[Data shown]:
--*--

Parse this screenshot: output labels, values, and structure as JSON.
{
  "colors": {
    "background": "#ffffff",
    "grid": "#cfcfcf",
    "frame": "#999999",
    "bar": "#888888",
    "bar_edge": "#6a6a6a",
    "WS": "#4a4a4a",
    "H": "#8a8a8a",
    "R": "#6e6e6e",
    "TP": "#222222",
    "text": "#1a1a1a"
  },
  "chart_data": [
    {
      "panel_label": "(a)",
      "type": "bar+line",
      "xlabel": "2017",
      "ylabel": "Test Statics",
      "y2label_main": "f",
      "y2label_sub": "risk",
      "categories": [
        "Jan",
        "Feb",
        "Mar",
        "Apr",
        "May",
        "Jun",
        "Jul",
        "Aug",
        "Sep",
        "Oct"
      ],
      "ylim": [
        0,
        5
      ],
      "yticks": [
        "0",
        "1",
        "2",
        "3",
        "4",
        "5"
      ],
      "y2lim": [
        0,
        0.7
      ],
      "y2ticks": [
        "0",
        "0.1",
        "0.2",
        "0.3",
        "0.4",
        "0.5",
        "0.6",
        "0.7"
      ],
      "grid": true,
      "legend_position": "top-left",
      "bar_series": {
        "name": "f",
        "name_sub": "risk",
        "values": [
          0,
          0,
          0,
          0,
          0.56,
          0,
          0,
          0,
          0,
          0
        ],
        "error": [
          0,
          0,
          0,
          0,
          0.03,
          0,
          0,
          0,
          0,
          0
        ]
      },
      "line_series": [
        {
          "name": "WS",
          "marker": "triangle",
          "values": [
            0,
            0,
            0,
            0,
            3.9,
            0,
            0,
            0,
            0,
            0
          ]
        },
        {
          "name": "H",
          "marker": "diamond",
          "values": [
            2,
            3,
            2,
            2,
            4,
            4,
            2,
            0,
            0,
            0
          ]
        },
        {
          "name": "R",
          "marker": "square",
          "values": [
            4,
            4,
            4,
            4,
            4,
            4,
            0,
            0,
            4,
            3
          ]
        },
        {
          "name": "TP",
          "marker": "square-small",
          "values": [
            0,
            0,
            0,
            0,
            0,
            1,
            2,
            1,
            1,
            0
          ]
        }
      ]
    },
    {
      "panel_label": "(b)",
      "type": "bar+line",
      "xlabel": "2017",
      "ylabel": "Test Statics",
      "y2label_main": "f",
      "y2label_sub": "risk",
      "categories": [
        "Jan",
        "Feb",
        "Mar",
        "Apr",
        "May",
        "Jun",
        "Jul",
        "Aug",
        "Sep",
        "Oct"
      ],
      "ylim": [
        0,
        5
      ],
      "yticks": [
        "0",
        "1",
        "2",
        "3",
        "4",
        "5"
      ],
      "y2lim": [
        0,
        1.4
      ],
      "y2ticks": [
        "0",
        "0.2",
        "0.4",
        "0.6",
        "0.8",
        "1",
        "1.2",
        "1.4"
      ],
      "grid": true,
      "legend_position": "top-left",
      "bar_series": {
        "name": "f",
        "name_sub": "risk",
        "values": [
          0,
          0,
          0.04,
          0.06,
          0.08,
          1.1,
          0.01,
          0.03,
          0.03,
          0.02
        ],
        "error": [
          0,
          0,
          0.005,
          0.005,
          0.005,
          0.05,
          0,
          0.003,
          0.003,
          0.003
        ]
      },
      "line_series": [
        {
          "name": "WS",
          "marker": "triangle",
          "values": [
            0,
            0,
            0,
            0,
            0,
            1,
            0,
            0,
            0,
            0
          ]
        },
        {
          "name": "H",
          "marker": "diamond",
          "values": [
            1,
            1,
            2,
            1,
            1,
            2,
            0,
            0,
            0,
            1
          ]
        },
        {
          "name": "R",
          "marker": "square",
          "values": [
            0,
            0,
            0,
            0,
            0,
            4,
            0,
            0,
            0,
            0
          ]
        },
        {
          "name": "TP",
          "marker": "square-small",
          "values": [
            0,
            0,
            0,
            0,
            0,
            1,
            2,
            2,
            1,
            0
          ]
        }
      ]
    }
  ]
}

--*--

[Problem]: Print every record above exactly as written.

[Answer]:
Parse this screenshot: output labels, values, and structure as JSON.
{
  "colors": {
    "background": "#ffffff",
    "grid": "#cfcfcf",
    "frame": "#999999",
    "bar": "#888888",
    "bar_edge": "#6a6a6a",
    "WS": "#4a4a4a",
    "H": "#8a8a8a",
    "R": "#6e6e6e",
    "TP": "#222222",
    "text": "#1a1a1a"
  },
  "chart_data": [
    {
      "panel_label": "(a)",
      "type": "bar+line",
      "xlabel": "2017",
      "ylabel": "Test Statics",
      "y2label_main": "f",
      "y2label_sub": "risk",
      "categories": [
        "Jan",
        "Feb",
        "Mar",
        "Apr",
        "May",
        "Jun",
        "Jul",
        "Aug",
        "Sep",
        "Oct"
      ],
      "ylim": [
        0,
        5
      ],
      "yticks": [
        "0",
        "1",
        "2",
        "3",
        "4",
        "5"
      ],
      "y2lim": [
        0,
        0.7
      ],
      "y2ticks": [
        "0",
        "0.1",
        "0.2",
        "0.3",
        "0.4",
        "0.5",
        "0.6",
        "0.7"
      ],
      "grid": true,
      "legend_position": "top-left",
      "bar_series": {
        "name": "f",
        "name_sub": "risk",
        "values": [
          0,
          0,
          0,
          0,
          0.56,
          0,
          0,
          0,
          0,
          0
        ],
        "error": [
          0,
          0,
          0,
          0,
          0.03,
          0,
          0,
          0,
          0,
          0
        ]
      },
      "line_series": [
        {
          "name": "WS",
          "marker": "triangle",
          "values": [
            0,
            0,
            0,
            0,
            3.9,
            0,
            0,
            0,
            0,
            0
          ]
        },
        {
          "name": "H",
          "marker": "diamond",
          "values": [
            2,
            3,
            2,
            2,
            4,
            4,
            2,
            0,
            0,
            0
          ]
        },
        {
          "name": "R",
          "marker": "square",
          "values": [
            4,
            4,
            4,
            4,
            4,
            4,
            0,
            0,
            4,
            3
          ]
        },
        {
          "name": "TP",
          "marker": "square-small",
          "values": [
            0,
            0,
            0,
            0,
            0,
            1,
            2,
            1,
            1,
            0
          ]
        }
      ]
    },
    {
      "panel_label": "(b)",
      "type": "bar+line",
      "xlabel": "2017",
      "ylabel": "Test Statics",
      "y2label_main": "f",
      "y2label_sub": "risk",
      "categories": [
        "Jan",
        "Feb",
        "Mar",
        "Apr",
        "May",
        "Jun",
        "Jul",
        "Aug",
        "Sep",
        "Oct"
      ],
      "ylim": [
        0,
        5
      ],
      "yticks": [
        "0",
        "1",
        "2",
        "3",
        "4",
        "5"
      ],
      "y2lim": [
        0,
        1.4
      ],
      "y2ticks": [
        "0",
        "0.2",
        "0.4",
        "0.6",
        "0.8",
        "1",
        "1.2",
        "1.4"
      ],
      "grid": true,
      "legend_position": "top-left",
      "bar_series": {
        "name": "f",
        "name_sub": "risk",
        "values": [
          0,
          0,
          0.04,
          0.06,
          0.08,
          1.1,
          0.01,
          0.03,
          0.03,
          0.02
        ],
        "error": [
          0,
          0,
          0.005,
          0.005,
          0.005,
          0.05,
          0,
          0.003,
          0.003,
          0.003
        ]
      },
      "line_series": [
        {
          "name": "WS",
          "marker": "triangle",
          "values": [
            0,
            0,
            0,
            0,
            0,
            1,
            0,
            0,
            0,
            0
          ]
        },
        {
          "name": "H",
          "marker": "diamond",
          "values": [
            1,
            1,
            2,
            1,
            1,
            2,
            0,
            0,
            0,
            1
          ]
        },
        {
          "name": "R",
          "marker": "square",
          "values": [
            0,
            0,
            0,
            0,
            0,
            4,
            0,
            0,
            0,
            0
          ]
        },
        {
          "name": "TP",
          "marker": "square-small",
          "values": [
            0,
            0,
            0,
            0,
            0,
            1,
            2,
            2,
            1,
            0
          ]
        }
      ]
    }
  ]
}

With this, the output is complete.